Material to process =>
◆ ◆ ◆ ◆ ◆

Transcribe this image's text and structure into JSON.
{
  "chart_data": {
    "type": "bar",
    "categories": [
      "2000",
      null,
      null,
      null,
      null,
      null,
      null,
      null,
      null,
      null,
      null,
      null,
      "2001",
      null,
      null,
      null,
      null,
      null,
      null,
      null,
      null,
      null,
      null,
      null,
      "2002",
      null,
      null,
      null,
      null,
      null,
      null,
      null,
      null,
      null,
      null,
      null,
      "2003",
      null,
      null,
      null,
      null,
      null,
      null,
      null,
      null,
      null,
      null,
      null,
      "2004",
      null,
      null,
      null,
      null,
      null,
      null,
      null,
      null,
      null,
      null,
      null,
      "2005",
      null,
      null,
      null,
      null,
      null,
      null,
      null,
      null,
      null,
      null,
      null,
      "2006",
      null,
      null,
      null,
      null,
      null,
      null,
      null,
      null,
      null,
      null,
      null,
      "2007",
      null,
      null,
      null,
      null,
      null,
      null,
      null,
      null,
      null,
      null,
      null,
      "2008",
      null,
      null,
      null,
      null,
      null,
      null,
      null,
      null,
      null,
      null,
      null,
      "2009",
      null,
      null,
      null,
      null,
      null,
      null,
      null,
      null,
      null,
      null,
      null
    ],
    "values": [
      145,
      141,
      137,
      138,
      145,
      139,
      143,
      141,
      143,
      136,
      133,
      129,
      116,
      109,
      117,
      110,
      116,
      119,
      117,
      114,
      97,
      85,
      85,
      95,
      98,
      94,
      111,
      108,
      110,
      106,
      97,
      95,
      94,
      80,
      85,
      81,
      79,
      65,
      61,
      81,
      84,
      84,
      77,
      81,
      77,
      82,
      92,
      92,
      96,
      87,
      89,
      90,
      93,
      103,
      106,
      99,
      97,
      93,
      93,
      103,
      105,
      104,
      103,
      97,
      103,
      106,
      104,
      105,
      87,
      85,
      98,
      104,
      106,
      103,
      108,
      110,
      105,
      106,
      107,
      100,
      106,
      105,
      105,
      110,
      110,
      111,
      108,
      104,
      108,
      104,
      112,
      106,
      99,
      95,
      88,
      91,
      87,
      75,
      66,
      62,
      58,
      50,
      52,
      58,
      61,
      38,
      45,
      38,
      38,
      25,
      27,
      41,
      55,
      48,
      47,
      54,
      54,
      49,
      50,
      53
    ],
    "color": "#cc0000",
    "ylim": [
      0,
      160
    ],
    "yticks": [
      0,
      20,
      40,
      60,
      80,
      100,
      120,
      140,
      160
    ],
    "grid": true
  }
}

◆ ◆ ◆ ◆ ◆

Given request => Repeat the records above exactly.

Answer to the task =>
Transcribe this image's text and structure into JSON.
{
  "chart_data": {
    "type": "bar",
    "categories": [
      "2000",
      null,
      null,
      null,
      null,
      null,
      null,
      null,
      null,
      null,
      null,
      null,
      "2001",
      null,
      null,
      null,
      null,
      null,
      null,
      null,
      null,
      null,
      null,
      null,
      "2002",
      null,
      null,
      null,
      null,
      null,
      null,
      null,
      null,
      null,
      null,
      null,
      "2003",
      null,
      null,
      null,
      null,
      null,
      null,
      null,
      null,
      null,
      null,
      null,
      "2004",
      null,
      null,
      null,
      null,
      null,
      null,
      null,
      null,
      null,
      null,
      null,
      "2005",
      null,
      null,
      null,
      null,
      null,
      null,
      null,
      null,
      null,
      null,
      null,
      "2006",
      null,
      null,
      null,
      null,
      null,
      null,
      null,
      null,
      null,
      null,
      null,
      "2007",
      null,
      null,
      null,
      null,
      null,
      null,
      null,
      null,
      null,
      null,
      null,
      "2008",
      null,
      null,
      null,
      null,
      null,
      null,
      null,
      null,
      null,
      null,
      null,
      "2009",
      null,
      null,
      null,
      null,
      null,
      null,
      null,
      null,
      null,
      null,
      null
    ],
    "values": [
      145,
      141,
      137,
      138,
      145,
      139,
      143,
      141,
      143,
      136,
      133,
      129,
      116,
      109,
      117,
      110,
      116,
      119,
      117,
      114,
      97,
      85,
      85,
      95,
      98,
      94,
      111,
      108,
      110,
      106,
      97,
      95,
      94,
      80,
      85,
      81,
      79,
      65,
      61,
      81,
      84,
      84,
      77,
      81,
      77,
      82,
      92,
      92,
      96,
      87,
      89,
      90,
      93,
      103,
      106,
      99,
      97,
      93,
      93,
      103,
      105,
      104,
      103,
      97,
      103,
      106,
      104,
      105,
      87,
      85,
      98,
      104,
      106,
      103,
      108,
      110,
      105,
      106,
      107,
      100,
      106,
      105,
      105,
      110,
      110,
      111,
      108,
      104,
      108,
      104,
      112,
      106,
      99,
      95,
      88,
      91,
      87,
      75,
      66,
      62,
      58,
      50,
      52,
      58,
      61,
      38,
      45,
      38,
      38,
      25,
      27,
      41,
      55,
      48,
      47,
      54,
      54,
      49,
      50,
      53
    ],
    "color": "#cc0000",
    "ylim": [
      0,
      160
    ],
    "yticks": [
      0,
      20,
      40,
      60,
      80,
      100,
      120,
      140,
      160
    ],
    "grid": true
  }
}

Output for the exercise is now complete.